• _Task_
Find every line with the word "Aguirre". Copy those lines.

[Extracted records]
■ ■ ■ ■
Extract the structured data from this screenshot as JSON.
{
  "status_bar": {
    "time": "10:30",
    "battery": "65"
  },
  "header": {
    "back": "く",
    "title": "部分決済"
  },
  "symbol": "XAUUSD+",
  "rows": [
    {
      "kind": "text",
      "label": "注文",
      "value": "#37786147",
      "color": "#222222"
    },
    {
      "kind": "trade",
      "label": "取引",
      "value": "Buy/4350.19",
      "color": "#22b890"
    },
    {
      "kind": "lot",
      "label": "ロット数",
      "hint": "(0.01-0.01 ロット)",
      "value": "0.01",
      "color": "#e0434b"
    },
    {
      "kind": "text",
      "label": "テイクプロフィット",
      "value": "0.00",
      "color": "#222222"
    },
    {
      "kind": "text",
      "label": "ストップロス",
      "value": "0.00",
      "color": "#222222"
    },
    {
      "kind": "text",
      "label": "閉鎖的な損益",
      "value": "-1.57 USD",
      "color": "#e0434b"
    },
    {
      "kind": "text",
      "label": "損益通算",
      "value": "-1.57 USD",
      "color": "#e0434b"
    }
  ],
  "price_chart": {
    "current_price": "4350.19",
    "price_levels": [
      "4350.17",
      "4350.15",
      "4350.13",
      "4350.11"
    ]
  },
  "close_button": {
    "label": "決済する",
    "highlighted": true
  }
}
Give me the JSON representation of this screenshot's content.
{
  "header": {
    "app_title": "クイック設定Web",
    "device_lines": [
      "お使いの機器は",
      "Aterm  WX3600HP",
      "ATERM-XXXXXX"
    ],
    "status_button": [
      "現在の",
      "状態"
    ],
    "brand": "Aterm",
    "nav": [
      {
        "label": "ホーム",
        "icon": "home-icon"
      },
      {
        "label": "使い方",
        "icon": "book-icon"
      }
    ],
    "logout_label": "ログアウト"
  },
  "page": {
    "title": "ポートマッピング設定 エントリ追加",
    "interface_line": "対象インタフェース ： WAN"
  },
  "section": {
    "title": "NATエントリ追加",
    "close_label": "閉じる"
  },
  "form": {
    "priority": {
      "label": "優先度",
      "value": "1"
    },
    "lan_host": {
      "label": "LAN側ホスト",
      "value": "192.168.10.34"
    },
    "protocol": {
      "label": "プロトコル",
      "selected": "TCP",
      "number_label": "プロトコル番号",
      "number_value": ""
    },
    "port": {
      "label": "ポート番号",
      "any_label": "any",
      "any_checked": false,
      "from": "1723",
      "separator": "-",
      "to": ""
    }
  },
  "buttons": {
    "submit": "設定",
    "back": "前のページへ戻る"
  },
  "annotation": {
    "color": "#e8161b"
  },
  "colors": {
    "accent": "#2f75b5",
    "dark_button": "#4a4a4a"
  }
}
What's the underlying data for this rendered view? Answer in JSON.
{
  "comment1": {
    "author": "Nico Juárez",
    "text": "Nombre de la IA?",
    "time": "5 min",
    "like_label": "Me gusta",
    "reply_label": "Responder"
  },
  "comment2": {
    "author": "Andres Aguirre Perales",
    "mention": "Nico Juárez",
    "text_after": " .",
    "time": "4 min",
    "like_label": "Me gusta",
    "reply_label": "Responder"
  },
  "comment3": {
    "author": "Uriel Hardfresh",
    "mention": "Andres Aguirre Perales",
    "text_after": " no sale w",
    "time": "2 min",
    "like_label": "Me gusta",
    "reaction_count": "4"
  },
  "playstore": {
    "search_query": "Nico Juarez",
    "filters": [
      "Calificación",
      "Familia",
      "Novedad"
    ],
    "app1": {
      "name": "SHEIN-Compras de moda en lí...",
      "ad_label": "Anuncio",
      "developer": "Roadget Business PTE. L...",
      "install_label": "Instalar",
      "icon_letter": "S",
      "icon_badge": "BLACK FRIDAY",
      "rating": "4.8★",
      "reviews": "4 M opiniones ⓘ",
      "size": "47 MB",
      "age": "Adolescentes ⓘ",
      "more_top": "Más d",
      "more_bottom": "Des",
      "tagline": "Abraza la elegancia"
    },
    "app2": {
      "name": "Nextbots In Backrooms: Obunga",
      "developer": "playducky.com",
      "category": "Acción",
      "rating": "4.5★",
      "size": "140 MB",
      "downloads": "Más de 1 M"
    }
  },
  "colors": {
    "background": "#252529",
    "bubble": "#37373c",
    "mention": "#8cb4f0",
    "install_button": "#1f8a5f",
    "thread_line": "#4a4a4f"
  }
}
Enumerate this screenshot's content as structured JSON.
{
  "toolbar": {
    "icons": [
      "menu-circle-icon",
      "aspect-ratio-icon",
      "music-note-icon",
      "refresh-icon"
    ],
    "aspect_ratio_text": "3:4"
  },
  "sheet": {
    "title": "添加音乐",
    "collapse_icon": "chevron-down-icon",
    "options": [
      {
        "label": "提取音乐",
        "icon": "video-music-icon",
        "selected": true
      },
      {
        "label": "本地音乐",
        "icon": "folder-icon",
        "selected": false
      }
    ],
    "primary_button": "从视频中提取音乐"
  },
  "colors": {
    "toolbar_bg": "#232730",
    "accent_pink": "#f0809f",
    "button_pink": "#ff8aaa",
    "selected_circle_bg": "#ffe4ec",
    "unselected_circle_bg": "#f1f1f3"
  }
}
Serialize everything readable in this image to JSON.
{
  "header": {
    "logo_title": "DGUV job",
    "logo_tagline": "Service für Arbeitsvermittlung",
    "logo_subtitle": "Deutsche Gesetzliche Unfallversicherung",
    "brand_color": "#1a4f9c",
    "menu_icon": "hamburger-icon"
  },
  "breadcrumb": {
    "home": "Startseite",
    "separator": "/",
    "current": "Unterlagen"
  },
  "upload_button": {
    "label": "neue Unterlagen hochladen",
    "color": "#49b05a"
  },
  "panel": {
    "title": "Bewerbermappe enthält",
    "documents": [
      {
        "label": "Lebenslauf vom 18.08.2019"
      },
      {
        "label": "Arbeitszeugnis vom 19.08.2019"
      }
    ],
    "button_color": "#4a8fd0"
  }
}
■ ■ ■ ■
• _Complete output_
    "author": "Andres Aguirre Perales",
    "mention": "Andres Aguirre Perales",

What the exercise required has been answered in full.